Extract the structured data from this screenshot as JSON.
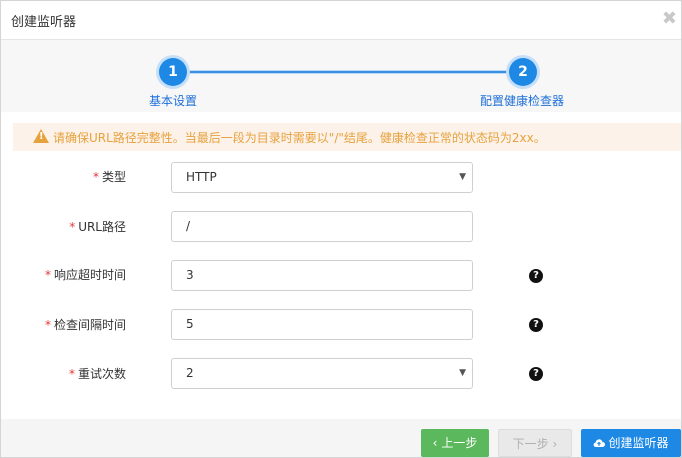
{
  "dialog": {
    "title": "创建监听器",
    "close_glyph": "✖"
  },
  "steps": [
    {
      "number": "1",
      "label": "基本设置"
    },
    {
      "number": "2",
      "label": "配置健康检查器"
    }
  ],
  "warning": {
    "icon": "warning-icon",
    "icon_glyph": "!",
    "text": "请确保URL路径完整性。当最后一段为目录时需要以\"/\"结尾。健康检查正常的状态码为2xx。"
  },
  "form": {
    "required_mark": "*",
    "type": {
      "label": "类型",
      "value": "HTTP"
    },
    "url_path": {
      "label": "URL路径",
      "value": "/"
    },
    "timeout": {
      "label": "响应超时时间",
      "value": "3"
    },
    "interval": {
      "label": "检查间隔时间",
      "value": "5"
    },
    "retries": {
      "label": "重试次数",
      "value": "2"
    },
    "help_glyph": "?",
    "caret_glyph": "▼"
  },
  "footer": {
    "prev_label": "上一步",
    "prev_icon": "‹",
    "next_label": "下一步",
    "next_icon": "›",
    "create_label": "创建监听器"
  },
  "colors": {
    "primary": "#1e88e5",
    "success": "#5cb85c",
    "warning": "#e6a23c",
    "required": "#e53935"
  }
}
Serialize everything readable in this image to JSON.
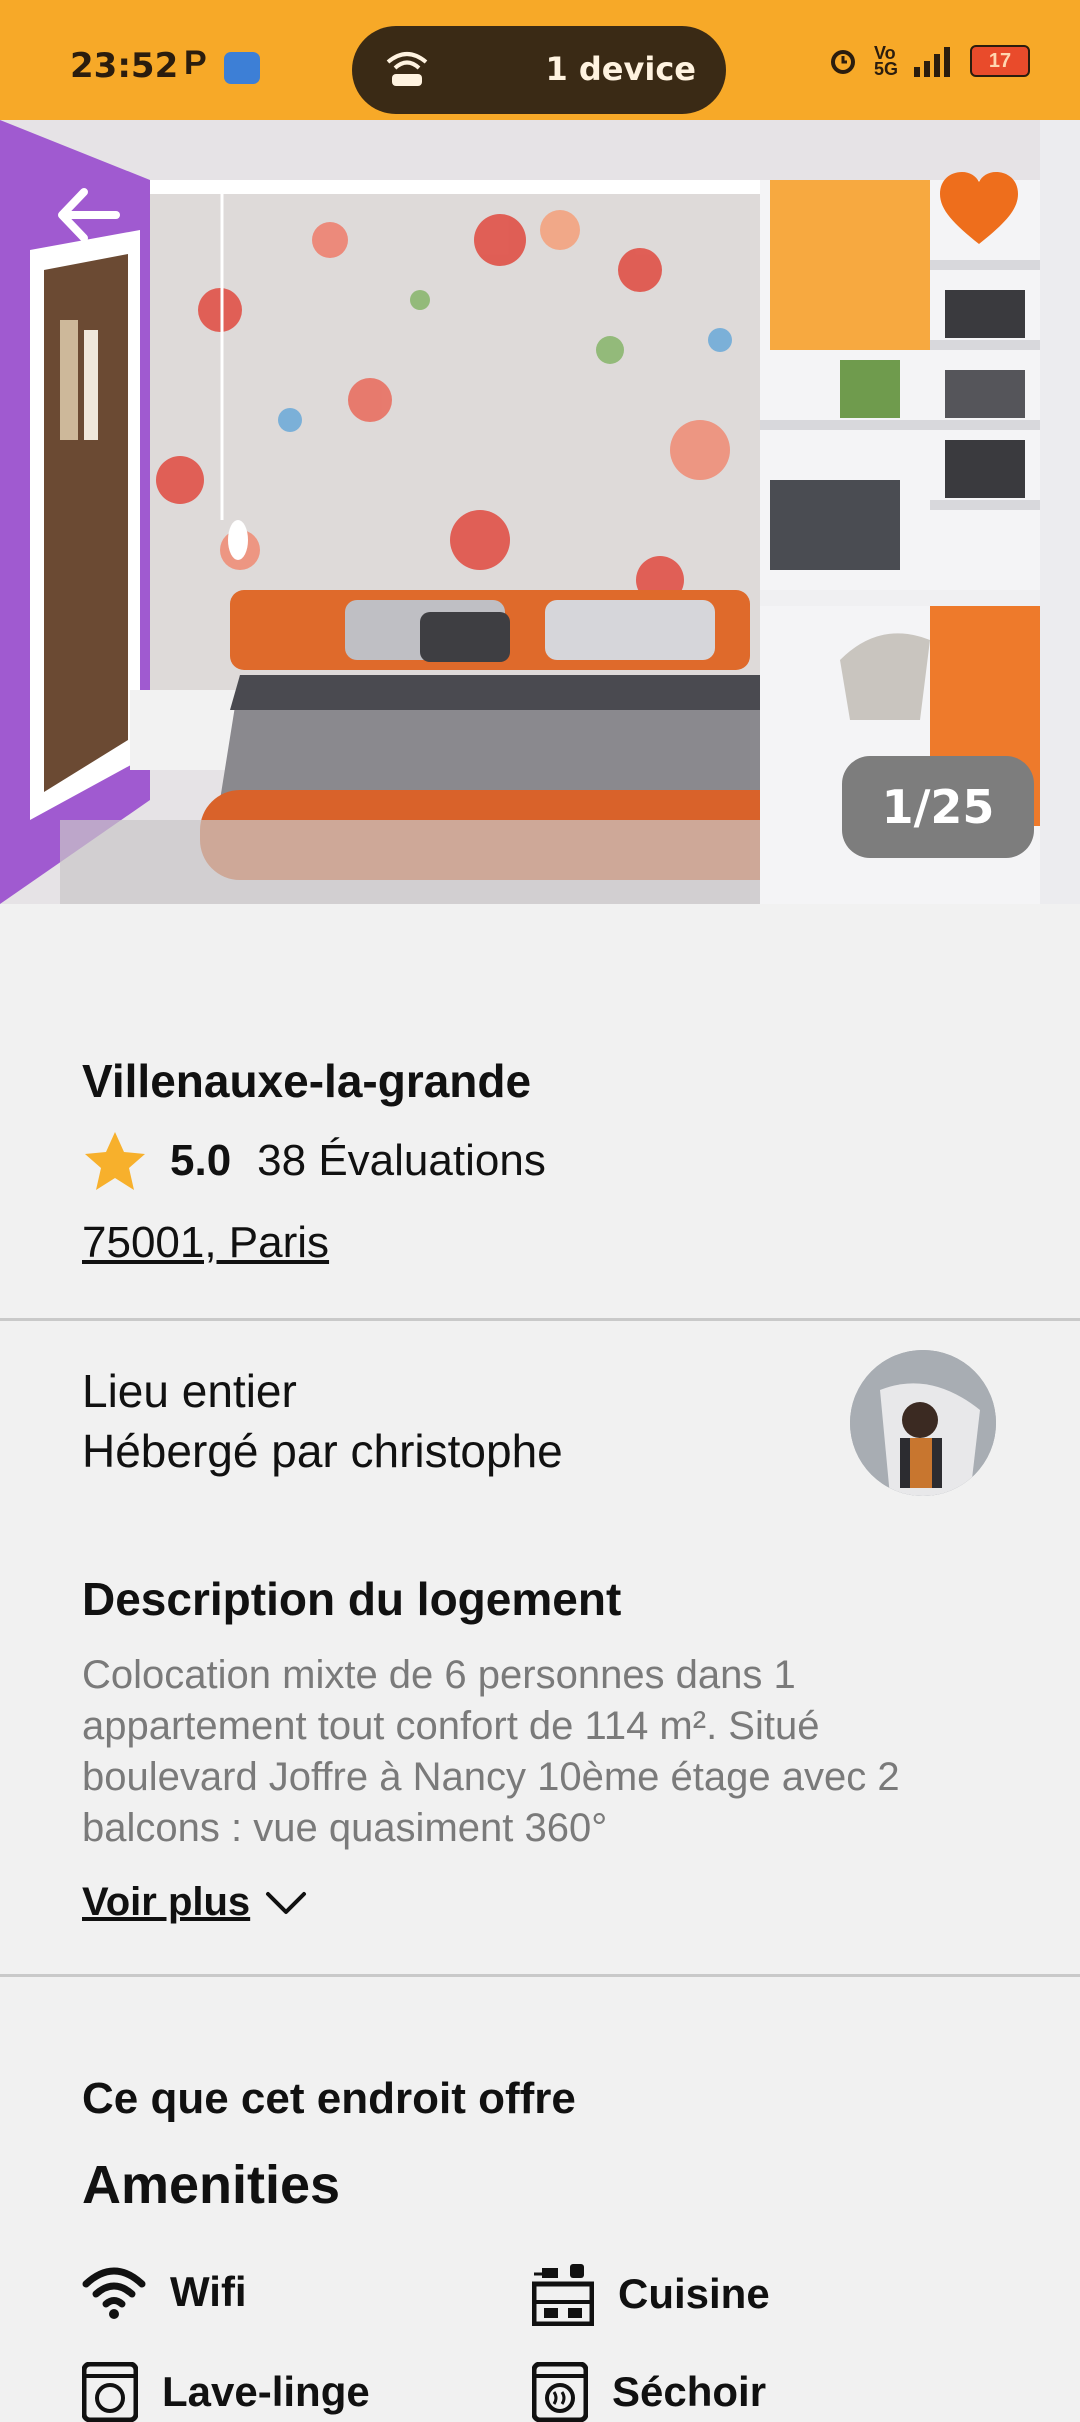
{
  "status_bar": {
    "time": "23:52",
    "p_indicator": "P",
    "hotspot_label": "1 device",
    "network_small_1": "Vo",
    "network_small_2": "5G",
    "battery_level": "17"
  },
  "gallery": {
    "counter": "1/25",
    "accent_color": "#ee6e1c"
  },
  "listing": {
    "title": "Villenauxe-la-grande",
    "rating": "5.0",
    "reviews": "38 Évaluations",
    "location": "75001, Paris"
  },
  "host": {
    "place_type": "Lieu entier",
    "hosted_by": "Hébergé par christophe"
  },
  "description": {
    "title": "Description du logement",
    "text": "Colocation mixte de 6 personnes dans 1 appartement tout confort de 114 m². Situé boulevard Joffre à Nancy 10ème étage avec 2 balcons : vue quasiment 360°",
    "see_more": "Voir plus"
  },
  "offers": {
    "title": "Ce que cet endroit offre",
    "amenities_title": "Amenities",
    "items": [
      {
        "label": "Wifi",
        "icon": "wifi-icon"
      },
      {
        "label": "Cuisine",
        "icon": "kitchen-icon"
      },
      {
        "label": "Lave-linge",
        "icon": "washer-icon"
      },
      {
        "label": "Séchoir",
        "icon": "dryer-icon"
      }
    ]
  }
}
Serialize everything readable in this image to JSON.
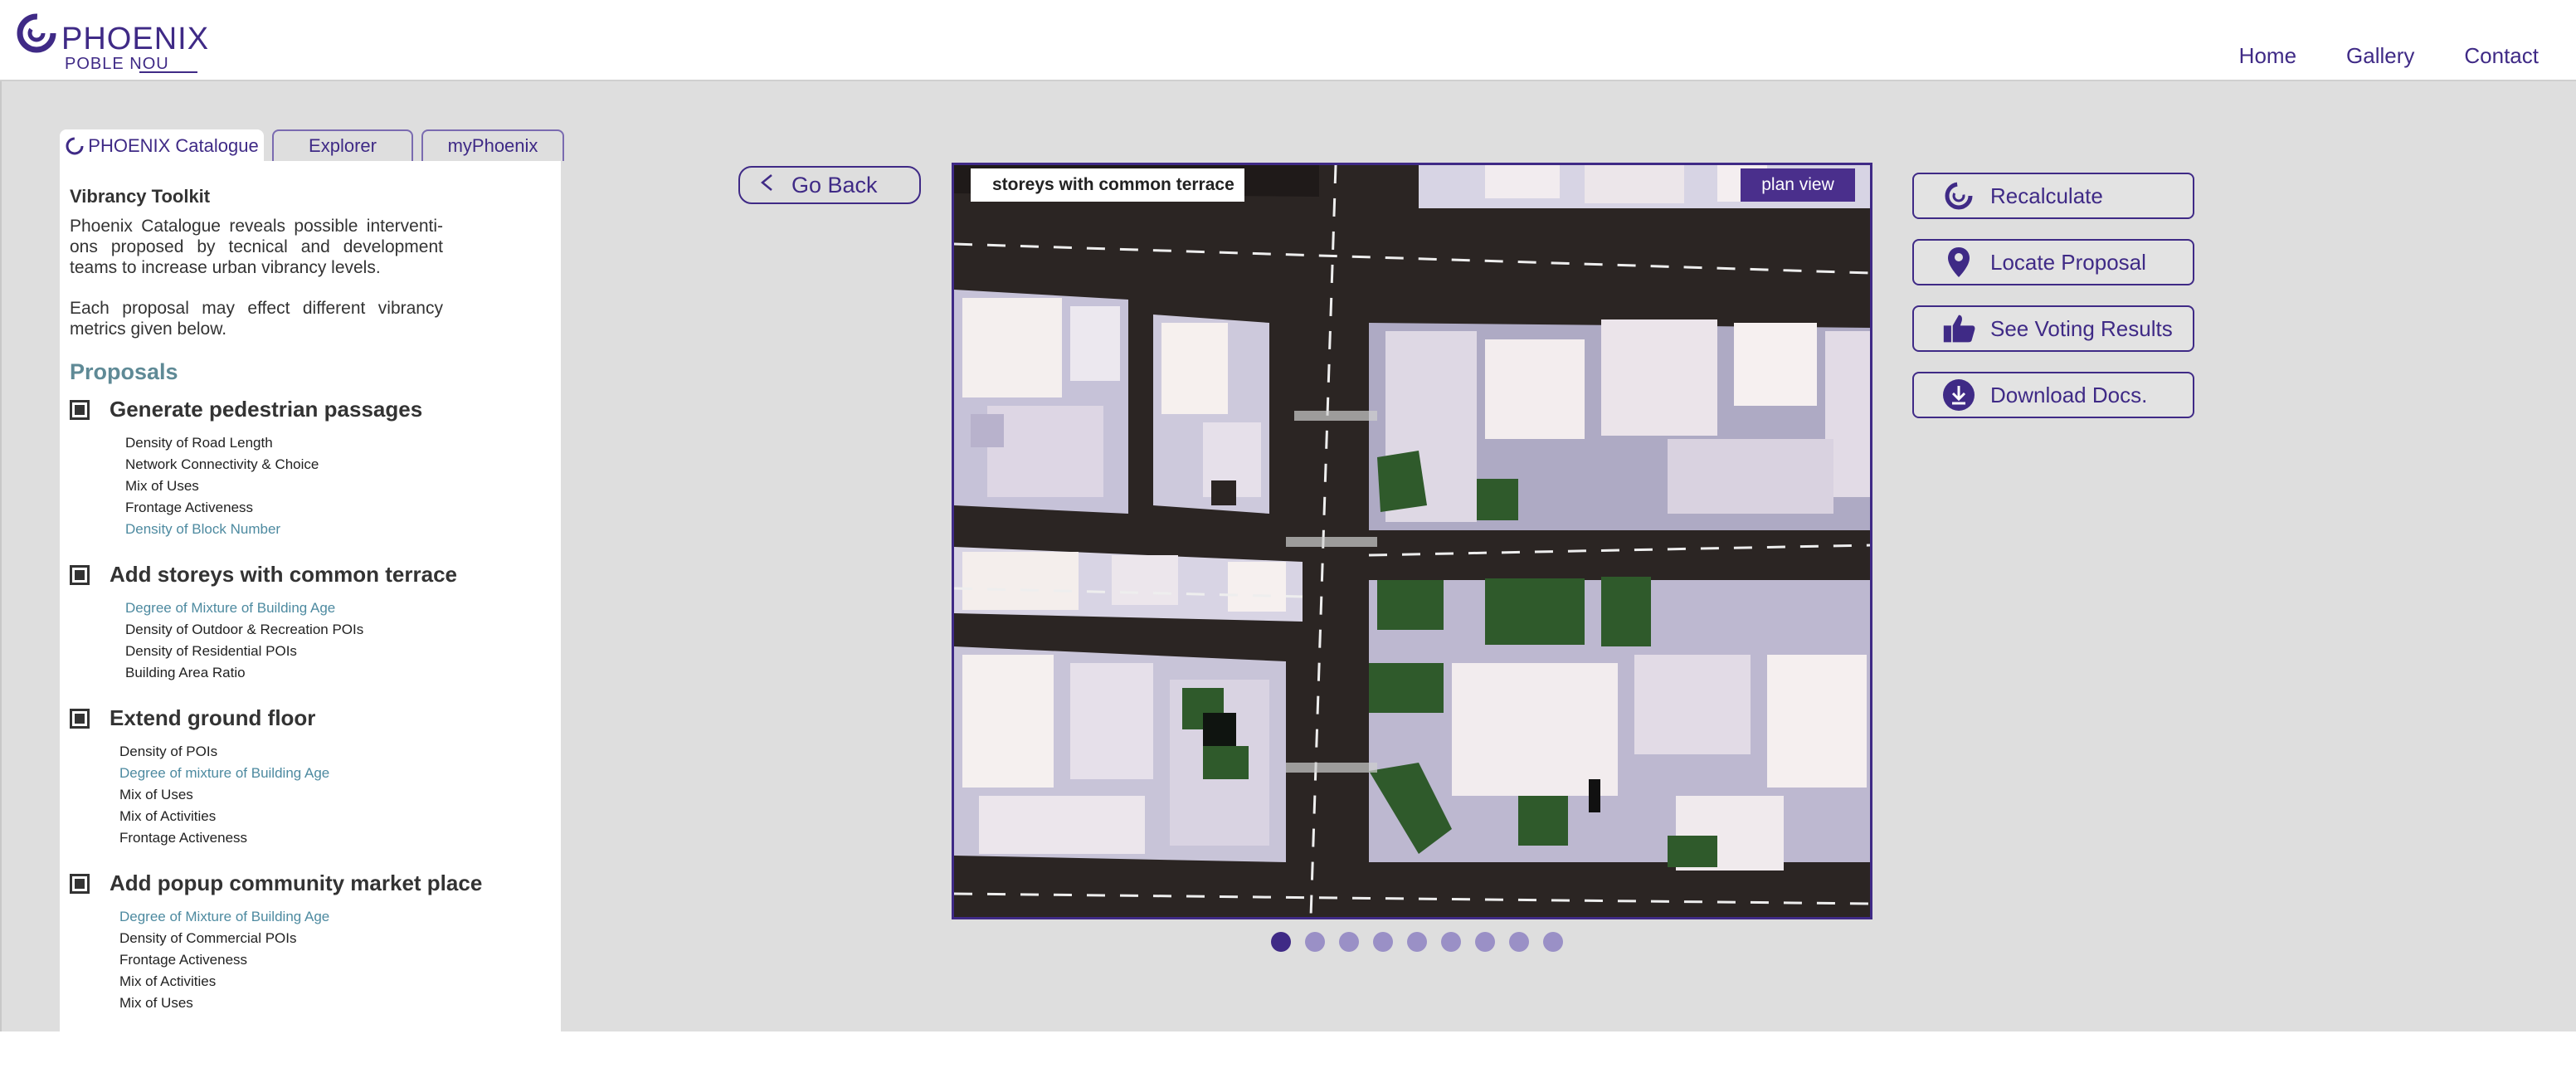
{
  "header": {
    "brand": "PHOENIX",
    "sub": "POBLE NOU",
    "nav": [
      "Home",
      "Gallery",
      "Contact"
    ]
  },
  "tabs": [
    "PHOENIX Catalogue",
    "Explorer",
    "myPhoenix"
  ],
  "panel": {
    "title": "Vibrancy Toolkit",
    "desc1": "Phoenix Catalogue reveals possible interventi-ons proposed by tecnical and development teams to increase urban vibrancy levels.",
    "desc2": "Each proposal may effect different vibrancy metrics given below.",
    "proposals_heading": "Proposals",
    "proposals": [
      {
        "title": "Generate pedestrian passages",
        "metrics": [
          "Density of Road Length",
          "Network Connectivity & Choice",
          "Mix of Uses",
          "Frontage Activeness",
          "Density of Block Number"
        ]
      },
      {
        "title": "Add storeys with common terrace",
        "metrics": [
          "Degree of Mixture of Building Age",
          "Density of Outdoor & Recreation POIs",
          "Density of Residential POIs",
          "Building Area Ratio"
        ]
      },
      {
        "title": "Extend ground floor",
        "metrics": [
          "Density of POIs",
          "Degree of mixture of Building Age",
          "Mix of Uses",
          "Mix of Activities",
          "Frontage Activeness"
        ]
      },
      {
        "title": "Add popup community market place",
        "metrics": [
          "Degree of Mixture of Building Age",
          "Density of Commercial POIs",
          "Frontage Activeness",
          "Mix of Activities",
          "Mix of Uses"
        ]
      }
    ]
  },
  "goback": {
    "label": "Go Back"
  },
  "map": {
    "title": "storeys with common terrace",
    "mode": "plan view",
    "slides_total": 9,
    "slide_active": 1
  },
  "actions": {
    "recalculate": "Recalculate",
    "locate": "Locate Proposal",
    "voting": "See Voting Results",
    "download": "Download Docs."
  },
  "colors": {
    "accent": "#3f2a86",
    "highlight_metric": "#4d8aa0",
    "background": "#dedede",
    "roof_green": "#2f5a2b"
  }
}
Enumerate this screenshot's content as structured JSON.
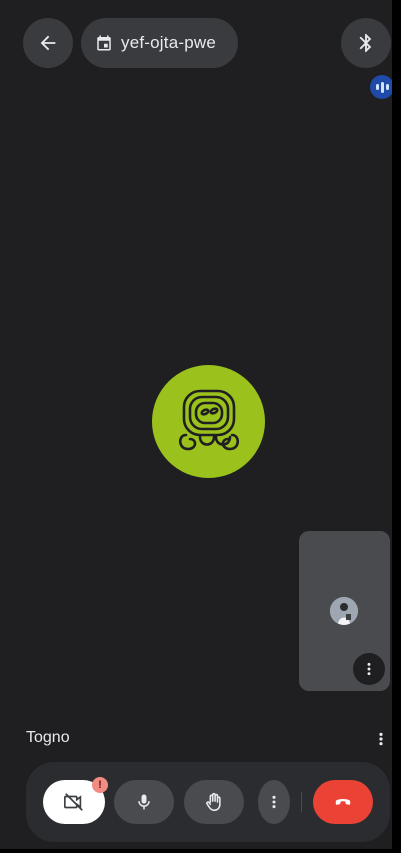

-*-

**Aim of the task:**
Scan the material above for the string "Density" and report each line where you find it.

**Right answer:**
          "Density of Road Length",
          "Density of Block Number"
          "Density of Outdoor & Recreation POIs",
          "Density of Residential POIs",
          "Density of POIs",
          "Density of Commercial POIs",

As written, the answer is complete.